Document page data

● ● ●

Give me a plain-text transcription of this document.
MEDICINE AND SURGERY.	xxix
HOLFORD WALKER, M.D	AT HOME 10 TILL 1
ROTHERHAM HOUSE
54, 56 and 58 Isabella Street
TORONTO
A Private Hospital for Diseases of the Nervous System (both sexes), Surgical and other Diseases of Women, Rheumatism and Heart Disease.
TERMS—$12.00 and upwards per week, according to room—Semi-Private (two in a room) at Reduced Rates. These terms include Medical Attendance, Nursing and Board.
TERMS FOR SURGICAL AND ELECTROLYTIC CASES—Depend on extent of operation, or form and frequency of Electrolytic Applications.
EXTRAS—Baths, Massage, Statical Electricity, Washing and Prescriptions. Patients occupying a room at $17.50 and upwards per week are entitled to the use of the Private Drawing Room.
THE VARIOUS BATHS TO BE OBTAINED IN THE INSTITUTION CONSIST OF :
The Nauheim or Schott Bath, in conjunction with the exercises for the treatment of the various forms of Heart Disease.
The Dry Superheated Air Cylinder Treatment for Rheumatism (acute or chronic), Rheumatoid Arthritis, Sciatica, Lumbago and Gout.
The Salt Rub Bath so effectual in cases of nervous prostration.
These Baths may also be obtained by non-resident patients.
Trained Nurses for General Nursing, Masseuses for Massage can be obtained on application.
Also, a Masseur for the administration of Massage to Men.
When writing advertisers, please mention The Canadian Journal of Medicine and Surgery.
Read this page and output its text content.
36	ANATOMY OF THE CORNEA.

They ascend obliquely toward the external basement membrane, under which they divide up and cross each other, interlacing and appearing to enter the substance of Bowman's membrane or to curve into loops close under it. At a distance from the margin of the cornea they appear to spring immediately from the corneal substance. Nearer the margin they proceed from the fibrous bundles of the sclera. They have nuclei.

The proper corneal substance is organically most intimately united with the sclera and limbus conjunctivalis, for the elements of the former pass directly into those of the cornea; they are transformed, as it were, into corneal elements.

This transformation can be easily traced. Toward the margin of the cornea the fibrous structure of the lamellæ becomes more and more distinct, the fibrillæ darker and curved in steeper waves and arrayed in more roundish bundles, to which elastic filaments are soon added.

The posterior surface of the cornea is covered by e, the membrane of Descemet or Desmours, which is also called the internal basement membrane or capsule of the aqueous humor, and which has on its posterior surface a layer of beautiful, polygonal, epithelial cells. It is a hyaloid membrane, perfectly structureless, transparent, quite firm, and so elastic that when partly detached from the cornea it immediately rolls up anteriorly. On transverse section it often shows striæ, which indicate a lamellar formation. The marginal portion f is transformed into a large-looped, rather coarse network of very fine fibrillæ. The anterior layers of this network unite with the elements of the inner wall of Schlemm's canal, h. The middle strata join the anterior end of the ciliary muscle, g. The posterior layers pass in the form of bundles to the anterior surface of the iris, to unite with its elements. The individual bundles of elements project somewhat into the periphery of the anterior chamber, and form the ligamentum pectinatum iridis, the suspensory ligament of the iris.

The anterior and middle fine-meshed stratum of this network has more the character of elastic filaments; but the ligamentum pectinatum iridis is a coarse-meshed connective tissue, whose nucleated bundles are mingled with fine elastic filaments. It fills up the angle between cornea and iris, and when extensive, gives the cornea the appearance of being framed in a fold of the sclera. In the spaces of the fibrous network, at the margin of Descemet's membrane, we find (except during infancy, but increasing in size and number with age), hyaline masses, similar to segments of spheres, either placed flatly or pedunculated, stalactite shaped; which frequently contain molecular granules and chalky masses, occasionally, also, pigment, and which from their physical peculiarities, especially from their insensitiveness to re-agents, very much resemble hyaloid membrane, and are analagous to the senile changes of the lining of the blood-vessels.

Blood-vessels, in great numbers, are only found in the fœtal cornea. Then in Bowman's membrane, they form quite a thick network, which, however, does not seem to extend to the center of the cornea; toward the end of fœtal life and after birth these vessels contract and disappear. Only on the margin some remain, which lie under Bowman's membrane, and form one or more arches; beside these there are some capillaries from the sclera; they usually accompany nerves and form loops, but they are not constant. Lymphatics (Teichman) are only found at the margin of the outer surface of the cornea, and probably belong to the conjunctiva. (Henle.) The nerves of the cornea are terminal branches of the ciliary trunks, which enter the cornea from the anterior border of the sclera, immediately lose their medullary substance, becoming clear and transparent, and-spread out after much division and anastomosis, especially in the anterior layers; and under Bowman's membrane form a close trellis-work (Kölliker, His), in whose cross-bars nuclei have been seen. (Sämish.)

● ● ●

Exercise brief: If a line in the records above holds the string "Massage", copy it.

Response:
EXTRAS—Baths, Massage, Statical Electricity, Washing and Prescriptions. Patients occupying a room at $17.50 and upwards per week are entitled to the use of the Private Drawing Room.
Trained Nurses for General Nursing, Masseuses for Massage can be obtained on application.
Also, a Masseur for the administration of Massage to Men.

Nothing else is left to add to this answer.